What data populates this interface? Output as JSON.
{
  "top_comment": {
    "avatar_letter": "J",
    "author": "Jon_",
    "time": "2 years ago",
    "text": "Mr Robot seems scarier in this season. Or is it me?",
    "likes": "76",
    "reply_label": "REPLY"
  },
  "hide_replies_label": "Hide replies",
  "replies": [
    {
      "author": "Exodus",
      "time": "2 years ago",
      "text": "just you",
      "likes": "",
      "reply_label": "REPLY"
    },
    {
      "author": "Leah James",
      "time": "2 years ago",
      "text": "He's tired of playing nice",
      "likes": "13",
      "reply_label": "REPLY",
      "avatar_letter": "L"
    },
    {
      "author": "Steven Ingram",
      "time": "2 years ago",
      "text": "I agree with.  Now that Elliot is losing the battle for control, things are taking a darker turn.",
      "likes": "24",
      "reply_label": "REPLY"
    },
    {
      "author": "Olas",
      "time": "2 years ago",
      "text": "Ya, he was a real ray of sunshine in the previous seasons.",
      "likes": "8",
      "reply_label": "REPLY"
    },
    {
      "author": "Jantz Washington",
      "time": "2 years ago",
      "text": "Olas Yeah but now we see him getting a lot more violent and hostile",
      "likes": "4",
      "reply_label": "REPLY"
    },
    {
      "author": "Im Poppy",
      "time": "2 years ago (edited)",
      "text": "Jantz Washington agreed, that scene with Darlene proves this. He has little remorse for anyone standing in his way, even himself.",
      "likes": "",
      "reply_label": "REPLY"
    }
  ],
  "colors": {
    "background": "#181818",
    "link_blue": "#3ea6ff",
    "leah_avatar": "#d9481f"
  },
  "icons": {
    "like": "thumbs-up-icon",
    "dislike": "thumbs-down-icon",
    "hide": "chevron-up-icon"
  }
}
====
Task objective: How many lines in these entries hold the string "replies"? Answer with the number alone.

Result of the exercise: 2